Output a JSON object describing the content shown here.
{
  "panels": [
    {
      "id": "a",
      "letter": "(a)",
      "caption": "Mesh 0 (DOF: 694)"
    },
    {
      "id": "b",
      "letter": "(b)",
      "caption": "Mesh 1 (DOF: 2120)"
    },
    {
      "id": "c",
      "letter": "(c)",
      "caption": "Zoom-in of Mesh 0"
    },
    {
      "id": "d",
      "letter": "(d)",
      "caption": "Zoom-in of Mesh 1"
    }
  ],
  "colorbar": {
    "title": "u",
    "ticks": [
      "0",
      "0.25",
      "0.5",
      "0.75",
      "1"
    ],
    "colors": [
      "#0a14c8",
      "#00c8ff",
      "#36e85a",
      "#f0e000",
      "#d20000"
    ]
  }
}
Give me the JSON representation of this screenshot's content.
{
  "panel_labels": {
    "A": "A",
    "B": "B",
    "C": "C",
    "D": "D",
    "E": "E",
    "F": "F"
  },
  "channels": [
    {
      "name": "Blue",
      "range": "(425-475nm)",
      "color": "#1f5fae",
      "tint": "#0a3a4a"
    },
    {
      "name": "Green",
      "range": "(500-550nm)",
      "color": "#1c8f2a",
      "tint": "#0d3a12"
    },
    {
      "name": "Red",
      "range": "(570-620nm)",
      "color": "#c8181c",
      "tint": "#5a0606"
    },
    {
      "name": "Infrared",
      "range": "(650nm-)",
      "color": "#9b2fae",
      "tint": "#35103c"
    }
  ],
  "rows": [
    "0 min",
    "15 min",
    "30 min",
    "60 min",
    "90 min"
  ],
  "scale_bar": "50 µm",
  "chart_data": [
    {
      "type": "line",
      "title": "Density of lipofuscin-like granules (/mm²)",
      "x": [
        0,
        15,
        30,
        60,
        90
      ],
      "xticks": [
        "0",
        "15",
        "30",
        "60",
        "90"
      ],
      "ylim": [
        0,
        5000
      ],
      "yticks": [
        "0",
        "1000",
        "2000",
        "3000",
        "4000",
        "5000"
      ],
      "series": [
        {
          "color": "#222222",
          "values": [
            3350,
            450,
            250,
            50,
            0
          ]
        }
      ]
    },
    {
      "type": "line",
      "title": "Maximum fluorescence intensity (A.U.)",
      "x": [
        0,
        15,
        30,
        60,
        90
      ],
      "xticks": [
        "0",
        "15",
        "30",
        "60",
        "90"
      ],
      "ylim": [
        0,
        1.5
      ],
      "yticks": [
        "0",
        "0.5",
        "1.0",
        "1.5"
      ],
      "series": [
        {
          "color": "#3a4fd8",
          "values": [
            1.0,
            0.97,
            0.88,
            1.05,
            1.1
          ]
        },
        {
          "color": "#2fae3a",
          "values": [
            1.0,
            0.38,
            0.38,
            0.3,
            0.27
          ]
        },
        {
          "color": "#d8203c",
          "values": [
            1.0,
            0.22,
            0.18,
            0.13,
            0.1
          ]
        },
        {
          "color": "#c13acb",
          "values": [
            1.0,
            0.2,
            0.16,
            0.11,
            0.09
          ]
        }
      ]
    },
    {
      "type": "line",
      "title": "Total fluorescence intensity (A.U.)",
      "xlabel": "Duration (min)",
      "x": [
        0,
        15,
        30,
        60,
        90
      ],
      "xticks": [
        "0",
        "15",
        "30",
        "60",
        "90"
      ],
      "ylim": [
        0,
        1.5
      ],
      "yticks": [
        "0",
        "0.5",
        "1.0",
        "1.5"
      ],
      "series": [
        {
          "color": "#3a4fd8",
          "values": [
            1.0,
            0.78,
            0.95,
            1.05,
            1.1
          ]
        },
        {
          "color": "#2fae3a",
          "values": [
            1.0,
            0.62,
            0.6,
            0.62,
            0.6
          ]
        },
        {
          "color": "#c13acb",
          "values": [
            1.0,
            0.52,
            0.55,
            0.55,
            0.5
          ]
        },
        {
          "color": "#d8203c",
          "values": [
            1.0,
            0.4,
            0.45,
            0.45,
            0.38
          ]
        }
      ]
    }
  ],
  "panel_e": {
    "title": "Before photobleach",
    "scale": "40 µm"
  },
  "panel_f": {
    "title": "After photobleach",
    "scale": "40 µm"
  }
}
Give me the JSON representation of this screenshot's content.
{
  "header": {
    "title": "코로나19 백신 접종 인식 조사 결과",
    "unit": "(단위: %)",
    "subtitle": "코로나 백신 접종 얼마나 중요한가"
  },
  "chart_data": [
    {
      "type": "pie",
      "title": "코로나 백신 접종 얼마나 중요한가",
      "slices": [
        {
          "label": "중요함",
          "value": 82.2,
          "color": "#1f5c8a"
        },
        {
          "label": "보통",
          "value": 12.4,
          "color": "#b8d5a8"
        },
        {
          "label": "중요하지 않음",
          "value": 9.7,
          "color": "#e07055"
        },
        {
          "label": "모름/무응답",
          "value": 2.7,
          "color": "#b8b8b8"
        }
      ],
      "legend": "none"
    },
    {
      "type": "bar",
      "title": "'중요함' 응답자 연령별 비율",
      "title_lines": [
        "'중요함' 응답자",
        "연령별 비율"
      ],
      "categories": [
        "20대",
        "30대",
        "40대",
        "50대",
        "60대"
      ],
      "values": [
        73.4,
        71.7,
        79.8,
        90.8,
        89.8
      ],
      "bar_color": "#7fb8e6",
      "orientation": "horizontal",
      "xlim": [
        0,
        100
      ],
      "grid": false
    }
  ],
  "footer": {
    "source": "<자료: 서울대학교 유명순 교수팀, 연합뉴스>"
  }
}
━━━━
- **WHAT IS REQUIRED**
Your task is to output all of the data above word for word.

- **TASK ANSWER**
Output a JSON object describing the content shown here.
{
  "panels": [
    {
      "id": "a",
      "letter": "(a)",
      "caption": "Mesh 0 (DOF: 694)"
    },
    {
      "id": "b",
      "letter": "(b)",
      "caption": "Mesh 1 (DOF: 2120)"
    },
    {
      "id": "c",
      "letter": "(c)",
      "caption": "Zoom-in of Mesh 0"
    },
    {
      "id": "d",
      "letter": "(d)",
      "caption": "Zoom-in of Mesh 1"
    }
  ],
  "colorbar": {
    "title": "u",
    "ticks": [
      "0",
      "0.25",
      "0.5",
      "0.75",
      "1"
    ],
    "colors": [
      "#0a14c8",
      "#00c8ff",
      "#36e85a",
      "#f0e000",
      "#d20000"
    ]
  }
}
Give me the JSON representation of this screenshot's content.
{
  "panel_labels": {
    "A": "A",
    "B": "B",
    "C": "C",
    "D": "D",
    "E": "E",
    "F": "F"
  },
  "channels": [
    {
      "name": "Blue",
      "range": "(425-475nm)",
      "color": "#1f5fae",
      "tint": "#0a3a4a"
    },
    {
      "name": "Green",
      "range": "(500-550nm)",
      "color": "#1c8f2a",
      "tint": "#0d3a12"
    },
    {
      "name": "Red",
      "range": "(570-620nm)",
      "color": "#c8181c",
      "tint": "#5a0606"
    },
    {
      "name": "Infrared",
      "range": "(650nm-)",
      "color": "#9b2fae",
      "tint": "#35103c"
    }
  ],
  "rows": [
    "0 min",
    "15 min",
    "30 min",
    "60 min",
    "90 min"
  ],
  "scale_bar": "50 µm",
  "chart_data": [
    {
      "type": "line",
      "title": "Density of lipofuscin-like granules (/mm²)",
      "x": [
        0,
        15,
        30,
        60,
        90
      ],
      "xticks": [
        "0",
        "15",
        "30",
        "60",
        "90"
      ],
      "ylim": [
        0,
        5000
      ],
      "yticks": [
        "0",
        "1000",
        "2000",
        "3000",
        "4000",
        "5000"
      ],
      "series": [
        {
          "color": "#222222",
          "values": [
            3350,
            450,
            250,
            50,
            0
          ]
        }
      ]
    },
    {
      "type": "line",
      "title": "Maximum fluorescence intensity (A.U.)",
      "x": [
        0,
        15,
        30,
        60,
        90
      ],
      "xticks": [
        "0",
        "15",
        "30",
        "60",
        "90"
      ],
      "ylim": [
        0,
        1.5
      ],
      "yticks": [
        "0",
        "0.5",
        "1.0",
        "1.5"
      ],
      "series": [
        {
          "color": "#3a4fd8",
          "values": [
            1.0,
            0.97,
            0.88,
            1.05,
            1.1
          ]
        },
        {
          "color": "#2fae3a",
          "values": [
            1.0,
            0.38,
            0.38,
            0.3,
            0.27
          ]
        },
        {
          "color": "#d8203c",
          "values": [
            1.0,
            0.22,
            0.18,
            0.13,
            0.1
          ]
        },
        {
          "color": "#c13acb",
          "values": [
            1.0,
            0.2,
            0.16,
            0.11,
            0.09
          ]
        }
      ]
    },
    {
      "type": "line",
      "title": "Total fluorescence intensity (A.U.)",
      "xlabel": "Duration (min)",
      "x": [
        0,
        15,
        30,
        60,
        90
      ],
      "xticks": [
        "0",
        "15",
        "30",
        "60",
        "90"
      ],
      "ylim": [
        0,
        1.5
      ],
      "yticks": [
        "0",
        "0.5",
        "1.0",
        "1.5"
      ],
      "series": [
        {
          "color": "#3a4fd8",
          "values": [
            1.0,
            0.78,
            0.95,
            1.05,
            1.1
          ]
        },
        {
          "color": "#2fae3a",
          "values": [
            1.0,
            0.62,
            0.6,
            0.62,
            0.6
          ]
        },
        {
          "color": "#c13acb",
          "values": [
            1.0,
            0.52,
            0.55,
            0.55,
            0.5
          ]
        },
        {
          "color": "#d8203c",
          "values": [
            1.0,
            0.4,
            0.45,
            0.45,
            0.38
          ]
        }
      ]
    }
  ],
  "panel_e": {
    "title": "Before photobleach",
    "scale": "40 µm"
  },
  "panel_f": {
    "title": "After photobleach",
    "scale": "40 µm"
  }
}
Give me the JSON representation of this screenshot's content.
{
  "header": {
    "title": "코로나19 백신 접종 인식 조사 결과",
    "unit": "(단위: %)",
    "subtitle": "코로나 백신 접종 얼마나 중요한가"
  },
  "chart_data": [
    {
      "type": "pie",
      "title": "코로나 백신 접종 얼마나 중요한가",
      "slices": [
        {
          "label": "중요함",
          "value": 82.2,
          "color": "#1f5c8a"
        },
        {
          "label": "보통",
          "value": 12.4,
          "color": "#b8d5a8"
        },
        {
          "label": "중요하지 않음",
          "value": 9.7,
          "color": "#e07055"
        },
        {
          "label": "모름/무응답",
          "value": 2.7,
          "color": "#b8b8b8"
        }
      ],
      "legend": "none"
    },
    {
      "type": "bar",
      "title": "'중요함' 응답자 연령별 비율",
      "title_lines": [
        "'중요함' 응답자",
        "연령별 비율"
      ],
      "categories": [
        "20대",
        "30대",
        "40대",
        "50대",
        "60대"
      ],
      "values": [
        73.4,
        71.7,
        79.8,
        90.8,
        89.8
      ],
      "bar_color": "#7fb8e6",
      "orientation": "horizontal",
      "xlim": [
        0,
        100
      ],
      "grid": false
    }
  ],
  "footer": {
    "source": "<자료: 서울대학교 유명순 교수팀, 연합뉴스>"
  }
}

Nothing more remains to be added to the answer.